▶ _Prompt_
Extract every line from the first one through the line containing "data-point-2000 (90, 162, 94, 166)", including both of those lines, and copy them without any change.

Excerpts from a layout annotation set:
***

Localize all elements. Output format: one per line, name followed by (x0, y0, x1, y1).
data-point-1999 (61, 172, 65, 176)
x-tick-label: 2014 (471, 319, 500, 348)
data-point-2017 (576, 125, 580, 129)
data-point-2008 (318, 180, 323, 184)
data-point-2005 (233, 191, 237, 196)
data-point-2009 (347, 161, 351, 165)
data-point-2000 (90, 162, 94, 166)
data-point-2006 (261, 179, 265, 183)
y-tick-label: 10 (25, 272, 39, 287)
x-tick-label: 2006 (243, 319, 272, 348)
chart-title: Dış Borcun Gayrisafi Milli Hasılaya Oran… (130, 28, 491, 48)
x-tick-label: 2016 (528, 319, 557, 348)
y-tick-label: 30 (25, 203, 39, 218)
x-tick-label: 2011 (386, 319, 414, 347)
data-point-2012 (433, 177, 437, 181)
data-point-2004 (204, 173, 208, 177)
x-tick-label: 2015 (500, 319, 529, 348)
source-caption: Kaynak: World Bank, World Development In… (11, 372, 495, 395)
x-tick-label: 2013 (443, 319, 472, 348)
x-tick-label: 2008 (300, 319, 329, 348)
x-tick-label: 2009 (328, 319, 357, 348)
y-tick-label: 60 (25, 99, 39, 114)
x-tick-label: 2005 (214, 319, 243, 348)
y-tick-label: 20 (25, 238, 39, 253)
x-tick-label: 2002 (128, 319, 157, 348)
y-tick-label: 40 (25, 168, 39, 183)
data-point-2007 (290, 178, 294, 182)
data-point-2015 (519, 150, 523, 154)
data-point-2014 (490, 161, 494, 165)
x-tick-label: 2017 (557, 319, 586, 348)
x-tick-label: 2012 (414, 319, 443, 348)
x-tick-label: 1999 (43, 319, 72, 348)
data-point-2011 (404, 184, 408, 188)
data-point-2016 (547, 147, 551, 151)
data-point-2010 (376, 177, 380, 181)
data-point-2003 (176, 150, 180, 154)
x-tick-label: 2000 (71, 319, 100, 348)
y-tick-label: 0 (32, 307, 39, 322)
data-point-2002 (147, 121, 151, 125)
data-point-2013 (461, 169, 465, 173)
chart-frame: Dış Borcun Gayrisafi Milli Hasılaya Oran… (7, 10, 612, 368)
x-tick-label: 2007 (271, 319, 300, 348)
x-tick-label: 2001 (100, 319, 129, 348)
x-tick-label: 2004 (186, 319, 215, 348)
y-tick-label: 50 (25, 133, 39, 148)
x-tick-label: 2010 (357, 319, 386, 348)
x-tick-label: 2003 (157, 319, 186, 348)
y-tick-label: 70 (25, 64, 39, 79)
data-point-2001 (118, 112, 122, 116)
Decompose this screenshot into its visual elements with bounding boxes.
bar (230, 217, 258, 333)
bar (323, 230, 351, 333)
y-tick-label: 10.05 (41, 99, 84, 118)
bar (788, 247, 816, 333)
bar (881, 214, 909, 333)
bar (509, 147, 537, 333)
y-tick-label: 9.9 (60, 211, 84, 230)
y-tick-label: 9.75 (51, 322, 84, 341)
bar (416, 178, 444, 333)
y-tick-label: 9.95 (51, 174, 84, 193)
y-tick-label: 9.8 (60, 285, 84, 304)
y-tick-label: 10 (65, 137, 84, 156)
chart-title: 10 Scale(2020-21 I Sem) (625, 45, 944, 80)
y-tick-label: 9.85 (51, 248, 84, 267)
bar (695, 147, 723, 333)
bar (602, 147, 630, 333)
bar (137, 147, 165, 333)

***

▶ _Exercise answer_
Localize all elements. Output format: one per line, name followed by (x0, y0, x1, y1).
data-point-1999 (61, 172, 65, 176)
x-tick-label: 2014 (471, 319, 500, 348)
data-point-2017 (576, 125, 580, 129)
data-point-2008 (318, 180, 323, 184)
data-point-2005 (233, 191, 237, 196)
data-point-2009 (347, 161, 351, 165)
data-point-2000 (90, 162, 94, 166)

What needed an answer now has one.